> **TASK DETAILS**
Repeat the listing that follows, character for character, minus the pictures.

# EXTRACTED INFORMATION start

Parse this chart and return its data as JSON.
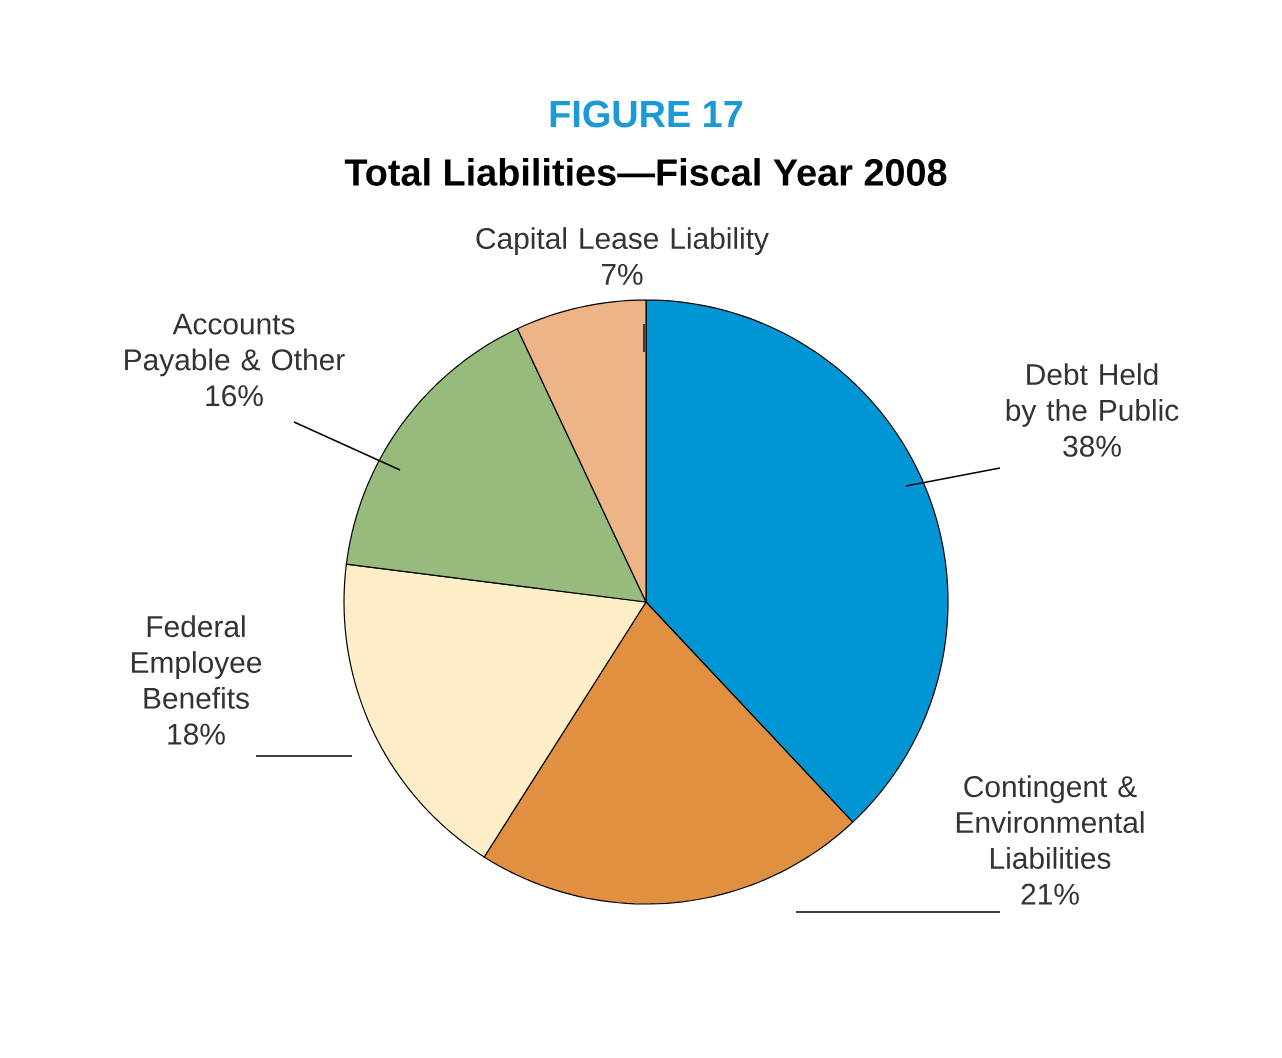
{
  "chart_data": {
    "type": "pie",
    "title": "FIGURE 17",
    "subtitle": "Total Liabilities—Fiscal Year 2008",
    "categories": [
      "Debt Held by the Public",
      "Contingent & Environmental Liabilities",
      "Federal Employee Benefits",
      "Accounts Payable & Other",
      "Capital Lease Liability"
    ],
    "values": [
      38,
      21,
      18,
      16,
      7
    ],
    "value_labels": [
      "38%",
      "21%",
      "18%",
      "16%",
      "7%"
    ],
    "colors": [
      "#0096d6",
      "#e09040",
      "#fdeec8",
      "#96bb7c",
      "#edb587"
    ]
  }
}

# EXTRACTED INFORMATION end

> **WRITTEN ANSWER**
Parse this chart and return its data as JSON.
{
  "chart_data": {
    "type": "pie",
    "title": "FIGURE 17",
    "subtitle": "Total Liabilities—Fiscal Year 2008",
    "categories": [
      "Debt Held by the Public",
      "Contingent & Environmental Liabilities",
      "Federal Employee Benefits",
      "Accounts Payable & Other",
      "Capital Lease Liability"
    ],
    "values": [
      38,
      21,
      18,
      16,
      7
    ],
    "value_labels": [
      "38%",
      "21%",
      "18%",
      "16%",
      "7%"
    ],
    "colors": [
      "#0096d6",
      "#e09040",
      "#fdeec8",
      "#96bb7c",
      "#edb587"
    ]
  }
}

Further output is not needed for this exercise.